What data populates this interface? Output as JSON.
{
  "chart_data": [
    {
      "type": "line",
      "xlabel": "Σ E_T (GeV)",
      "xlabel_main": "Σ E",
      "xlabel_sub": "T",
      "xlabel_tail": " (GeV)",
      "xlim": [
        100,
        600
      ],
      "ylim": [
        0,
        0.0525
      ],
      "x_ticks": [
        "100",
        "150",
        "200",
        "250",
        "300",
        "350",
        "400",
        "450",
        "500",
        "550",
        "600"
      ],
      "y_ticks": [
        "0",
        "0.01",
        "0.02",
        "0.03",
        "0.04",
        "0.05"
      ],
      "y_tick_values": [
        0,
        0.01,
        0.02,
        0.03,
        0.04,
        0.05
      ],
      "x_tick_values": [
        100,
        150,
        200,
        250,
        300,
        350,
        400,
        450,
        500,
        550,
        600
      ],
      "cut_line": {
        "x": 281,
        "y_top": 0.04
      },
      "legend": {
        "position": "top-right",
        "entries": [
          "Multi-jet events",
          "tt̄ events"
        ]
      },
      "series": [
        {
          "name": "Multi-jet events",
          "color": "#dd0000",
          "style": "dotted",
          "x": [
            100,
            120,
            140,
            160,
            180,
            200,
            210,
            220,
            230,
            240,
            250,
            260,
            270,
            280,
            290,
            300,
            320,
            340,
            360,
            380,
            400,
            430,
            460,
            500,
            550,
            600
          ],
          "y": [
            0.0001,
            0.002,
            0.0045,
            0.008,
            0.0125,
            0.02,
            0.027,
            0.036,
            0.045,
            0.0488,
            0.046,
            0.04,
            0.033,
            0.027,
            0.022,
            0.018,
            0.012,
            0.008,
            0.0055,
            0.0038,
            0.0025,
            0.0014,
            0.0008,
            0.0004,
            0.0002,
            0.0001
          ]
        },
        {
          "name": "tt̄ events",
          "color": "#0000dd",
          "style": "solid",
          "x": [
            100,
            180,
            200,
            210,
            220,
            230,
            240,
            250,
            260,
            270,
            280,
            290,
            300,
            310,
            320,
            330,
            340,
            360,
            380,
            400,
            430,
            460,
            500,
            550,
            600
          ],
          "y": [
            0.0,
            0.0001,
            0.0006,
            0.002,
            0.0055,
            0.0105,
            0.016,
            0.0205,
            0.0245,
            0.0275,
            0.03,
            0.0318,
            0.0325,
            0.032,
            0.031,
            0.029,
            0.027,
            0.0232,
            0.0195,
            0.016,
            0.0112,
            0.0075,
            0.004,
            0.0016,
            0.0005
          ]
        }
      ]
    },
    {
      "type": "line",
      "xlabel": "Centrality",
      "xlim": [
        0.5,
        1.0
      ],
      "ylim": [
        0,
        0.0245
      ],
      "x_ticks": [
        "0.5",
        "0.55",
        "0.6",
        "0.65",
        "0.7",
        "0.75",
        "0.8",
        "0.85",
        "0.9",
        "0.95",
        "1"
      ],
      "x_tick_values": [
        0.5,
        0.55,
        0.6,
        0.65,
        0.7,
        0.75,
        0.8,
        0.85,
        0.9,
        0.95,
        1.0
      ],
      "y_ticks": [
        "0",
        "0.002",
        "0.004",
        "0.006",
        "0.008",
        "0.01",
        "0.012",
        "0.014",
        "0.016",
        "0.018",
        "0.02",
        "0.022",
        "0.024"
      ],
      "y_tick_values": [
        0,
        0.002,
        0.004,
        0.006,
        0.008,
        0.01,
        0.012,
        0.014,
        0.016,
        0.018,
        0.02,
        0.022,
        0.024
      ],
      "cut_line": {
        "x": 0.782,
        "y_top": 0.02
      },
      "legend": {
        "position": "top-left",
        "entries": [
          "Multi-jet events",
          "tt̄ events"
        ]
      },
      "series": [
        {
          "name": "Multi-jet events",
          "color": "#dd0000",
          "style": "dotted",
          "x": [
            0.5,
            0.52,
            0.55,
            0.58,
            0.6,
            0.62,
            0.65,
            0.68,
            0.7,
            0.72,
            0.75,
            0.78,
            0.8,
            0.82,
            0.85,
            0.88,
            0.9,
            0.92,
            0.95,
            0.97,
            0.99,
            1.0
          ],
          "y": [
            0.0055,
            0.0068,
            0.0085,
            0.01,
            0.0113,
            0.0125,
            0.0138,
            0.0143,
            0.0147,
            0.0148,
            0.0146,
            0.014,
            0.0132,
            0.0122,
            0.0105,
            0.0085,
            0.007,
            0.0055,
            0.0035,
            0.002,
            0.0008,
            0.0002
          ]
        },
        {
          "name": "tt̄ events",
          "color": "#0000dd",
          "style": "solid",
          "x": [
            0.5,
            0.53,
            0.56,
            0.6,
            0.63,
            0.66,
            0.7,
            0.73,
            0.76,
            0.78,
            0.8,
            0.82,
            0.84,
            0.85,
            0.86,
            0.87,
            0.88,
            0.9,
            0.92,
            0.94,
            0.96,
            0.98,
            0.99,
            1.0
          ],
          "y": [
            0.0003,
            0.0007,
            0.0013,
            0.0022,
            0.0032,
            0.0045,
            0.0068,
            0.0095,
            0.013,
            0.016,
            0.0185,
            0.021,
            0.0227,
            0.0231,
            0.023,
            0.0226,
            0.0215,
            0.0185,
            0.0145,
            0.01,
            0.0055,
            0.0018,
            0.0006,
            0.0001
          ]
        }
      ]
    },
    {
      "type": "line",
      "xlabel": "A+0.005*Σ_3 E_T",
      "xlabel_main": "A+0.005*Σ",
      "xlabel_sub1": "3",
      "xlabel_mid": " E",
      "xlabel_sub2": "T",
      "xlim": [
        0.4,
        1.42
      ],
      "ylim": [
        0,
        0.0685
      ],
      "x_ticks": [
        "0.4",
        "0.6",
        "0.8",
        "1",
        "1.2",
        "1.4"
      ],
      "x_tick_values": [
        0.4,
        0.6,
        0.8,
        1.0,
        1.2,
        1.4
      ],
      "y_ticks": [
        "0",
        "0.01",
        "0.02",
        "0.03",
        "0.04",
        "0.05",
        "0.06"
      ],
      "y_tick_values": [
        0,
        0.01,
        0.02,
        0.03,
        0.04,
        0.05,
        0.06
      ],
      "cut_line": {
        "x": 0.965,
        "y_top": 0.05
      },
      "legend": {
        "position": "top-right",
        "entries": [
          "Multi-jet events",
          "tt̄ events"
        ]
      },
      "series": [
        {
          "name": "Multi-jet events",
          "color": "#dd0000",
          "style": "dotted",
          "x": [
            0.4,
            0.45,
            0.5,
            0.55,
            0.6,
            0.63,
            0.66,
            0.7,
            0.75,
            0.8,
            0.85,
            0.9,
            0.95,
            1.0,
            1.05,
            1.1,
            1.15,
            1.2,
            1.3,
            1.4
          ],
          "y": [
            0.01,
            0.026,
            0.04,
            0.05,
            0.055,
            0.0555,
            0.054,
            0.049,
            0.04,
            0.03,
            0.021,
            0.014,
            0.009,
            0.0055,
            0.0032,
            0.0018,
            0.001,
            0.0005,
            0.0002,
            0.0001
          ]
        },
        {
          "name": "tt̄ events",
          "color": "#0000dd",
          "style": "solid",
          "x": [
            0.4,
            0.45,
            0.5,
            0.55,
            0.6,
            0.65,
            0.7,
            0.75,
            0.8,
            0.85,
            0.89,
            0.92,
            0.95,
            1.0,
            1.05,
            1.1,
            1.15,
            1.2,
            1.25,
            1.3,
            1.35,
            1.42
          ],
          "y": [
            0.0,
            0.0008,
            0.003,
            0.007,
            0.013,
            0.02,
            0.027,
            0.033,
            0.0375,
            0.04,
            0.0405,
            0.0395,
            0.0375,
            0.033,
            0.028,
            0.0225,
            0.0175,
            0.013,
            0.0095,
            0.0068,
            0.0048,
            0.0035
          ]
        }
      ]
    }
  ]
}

## What is being asked:
Print every record exactly as it was given.

## Correct response:
What data populates this interface? Output as JSON.
{
  "chart_data": [
    {
      "type": "line",
      "xlabel": "Σ E_T (GeV)",
      "xlabel_main": "Σ E",
      "xlabel_sub": "T",
      "xlabel_tail": " (GeV)",
      "xlim": [
        100,
        600
      ],
      "ylim": [
        0,
        0.0525
      ],
      "x_ticks": [
        "100",
        "150",
        "200",
        "250",
        "300",
        "350",
        "400",
        "450",
        "500",
        "550",
        "600"
      ],
      "y_ticks": [
        "0",
        "0.01",
        "0.02",
        "0.03",
        "0.04",
        "0.05"
      ],
      "y_tick_values": [
        0,
        0.01,
        0.02,
        0.03,
        0.04,
        0.05
      ],
      "x_tick_values": [
        100,
        150,
        200,
        250,
        300,
        350,
        400,
        450,
        500,
        550,
        600
      ],
      "cut_line": {
        "x": 281,
        "y_top": 0.04
      },
      "legend": {
        "position": "top-right",
        "entries": [
          "Multi-jet events",
          "tt̄ events"
        ]
      },
      "series": [
        {
          "name": "Multi-jet events",
          "color": "#dd0000",
          "style": "dotted",
          "x": [
            100,
            120,
            140,
            160,
            180,
            200,
            210,
            220,
            230,
            240,
            250,
            260,
            270,
            280,
            290,
            300,
            320,
            340,
            360,
            380,
            400,
            430,
            460,
            500,
            550,
            600
          ],
          "y": [
            0.0001,
            0.002,
            0.0045,
            0.008,
            0.0125,
            0.02,
            0.027,
            0.036,
            0.045,
            0.0488,
            0.046,
            0.04,
            0.033,
            0.027,
            0.022,
            0.018,
            0.012,
            0.008,
            0.0055,
            0.0038,
            0.0025,
            0.0014,
            0.0008,
            0.0004,
            0.0002,
            0.0001
          ]
        },
        {
          "name": "tt̄ events",
          "color": "#0000dd",
          "style": "solid",
          "x": [
            100,
            180,
            200,
            210,
            220,
            230,
            240,
            250,
            260,
            270,
            280,
            290,
            300,
            310,
            320,
            330,
            340,
            360,
            380,
            400,
            430,
            460,
            500,
            550,
            600
          ],
          "y": [
            0.0,
            0.0001,
            0.0006,
            0.002,
            0.0055,
            0.0105,
            0.016,
            0.0205,
            0.0245,
            0.0275,
            0.03,
            0.0318,
            0.0325,
            0.032,
            0.031,
            0.029,
            0.027,
            0.0232,
            0.0195,
            0.016,
            0.0112,
            0.0075,
            0.004,
            0.0016,
            0.0005
          ]
        }
      ]
    },
    {
      "type": "line",
      "xlabel": "Centrality",
      "xlim": [
        0.5,
        1.0
      ],
      "ylim": [
        0,
        0.0245
      ],
      "x_ticks": [
        "0.5",
        "0.55",
        "0.6",
        "0.65",
        "0.7",
        "0.75",
        "0.8",
        "0.85",
        "0.9",
        "0.95",
        "1"
      ],
      "x_tick_values": [
        0.5,
        0.55,
        0.6,
        0.65,
        0.7,
        0.75,
        0.8,
        0.85,
        0.9,
        0.95,
        1.0
      ],
      "y_ticks": [
        "0",
        "0.002",
        "0.004",
        "0.006",
        "0.008",
        "0.01",
        "0.012",
        "0.014",
        "0.016",
        "0.018",
        "0.02",
        "0.022",
        "0.024"
      ],
      "y_tick_values": [
        0,
        0.002,
        0.004,
        0.006,
        0.008,
        0.01,
        0.012,
        0.014,
        0.016,
        0.018,
        0.02,
        0.022,
        0.024
      ],
      "cut_line": {
        "x": 0.782,
        "y_top": 0.02
      },
      "legend": {
        "position": "top-left",
        "entries": [
          "Multi-jet events",
          "tt̄ events"
        ]
      },
      "series": [
        {
          "name": "Multi-jet events",
          "color": "#dd0000",
          "style": "dotted",
          "x": [
            0.5,
            0.52,
            0.55,
            0.58,
            0.6,
            0.62,
            0.65,
            0.68,
            0.7,
            0.72,
            0.75,
            0.78,
            0.8,
            0.82,
            0.85,
            0.88,
            0.9,
            0.92,
            0.95,
            0.97,
            0.99,
            1.0
          ],
          "y": [
            0.0055,
            0.0068,
            0.0085,
            0.01,
            0.0113,
            0.0125,
            0.0138,
            0.0143,
            0.0147,
            0.0148,
            0.0146,
            0.014,
            0.0132,
            0.0122,
            0.0105,
            0.0085,
            0.007,
            0.0055,
            0.0035,
            0.002,
            0.0008,
            0.0002
          ]
        },
        {
          "name": "tt̄ events",
          "color": "#0000dd",
          "style": "solid",
          "x": [
            0.5,
            0.53,
            0.56,
            0.6,
            0.63,
            0.66,
            0.7,
            0.73,
            0.76,
            0.78,
            0.8,
            0.82,
            0.84,
            0.85,
            0.86,
            0.87,
            0.88,
            0.9,
            0.92,
            0.94,
            0.96,
            0.98,
            0.99,
            1.0
          ],
          "y": [
            0.0003,
            0.0007,
            0.0013,
            0.0022,
            0.0032,
            0.0045,
            0.0068,
            0.0095,
            0.013,
            0.016,
            0.0185,
            0.021,
            0.0227,
            0.0231,
            0.023,
            0.0226,
            0.0215,
            0.0185,
            0.0145,
            0.01,
            0.0055,
            0.0018,
            0.0006,
            0.0001
          ]
        }
      ]
    },
    {
      "type": "line",
      "xlabel": "A+0.005*Σ_3 E_T",
      "xlabel_main": "A+0.005*Σ",
      "xlabel_sub1": "3",
      "xlabel_mid": " E",
      "xlabel_sub2": "T",
      "xlim": [
        0.4,
        1.42
      ],
      "ylim": [
        0,
        0.0685
      ],
      "x_ticks": [
        "0.4",
        "0.6",
        "0.8",
        "1",
        "1.2",
        "1.4"
      ],
      "x_tick_values": [
        0.4,
        0.6,
        0.8,
        1.0,
        1.2,
        1.4
      ],
      "y_ticks": [
        "0",
        "0.01",
        "0.02",
        "0.03",
        "0.04",
        "0.05",
        "0.06"
      ],
      "y_tick_values": [
        0,
        0.01,
        0.02,
        0.03,
        0.04,
        0.05,
        0.06
      ],
      "cut_line": {
        "x": 0.965,
        "y_top": 0.05
      },
      "legend": {
        "position": "top-right",
        "entries": [
          "Multi-jet events",
          "tt̄ events"
        ]
      },
      "series": [
        {
          "name": "Multi-jet events",
          "color": "#dd0000",
          "style": "dotted",
          "x": [
            0.4,
            0.45,
            0.5,
            0.55,
            0.6,
            0.63,
            0.66,
            0.7,
            0.75,
            0.8,
            0.85,
            0.9,
            0.95,
            1.0,
            1.05,
            1.1,
            1.15,
            1.2,
            1.3,
            1.4
          ],
          "y": [
            0.01,
            0.026,
            0.04,
            0.05,
            0.055,
            0.0555,
            0.054,
            0.049,
            0.04,
            0.03,
            0.021,
            0.014,
            0.009,
            0.0055,
            0.0032,
            0.0018,
            0.001,
            0.0005,
            0.0002,
            0.0001
          ]
        },
        {
          "name": "tt̄ events",
          "color": "#0000dd",
          "style": "solid",
          "x": [
            0.4,
            0.45,
            0.5,
            0.55,
            0.6,
            0.65,
            0.7,
            0.75,
            0.8,
            0.85,
            0.89,
            0.92,
            0.95,
            1.0,
            1.05,
            1.1,
            1.15,
            1.2,
            1.25,
            1.3,
            1.35,
            1.42
          ],
          "y": [
            0.0,
            0.0008,
            0.003,
            0.007,
            0.013,
            0.02,
            0.027,
            0.033,
            0.0375,
            0.04,
            0.0405,
            0.0395,
            0.0375,
            0.033,
            0.028,
            0.0225,
            0.0175,
            0.013,
            0.0095,
            0.0068,
            0.0048,
            0.0035
          ]
        }
      ]
    }
  ]
}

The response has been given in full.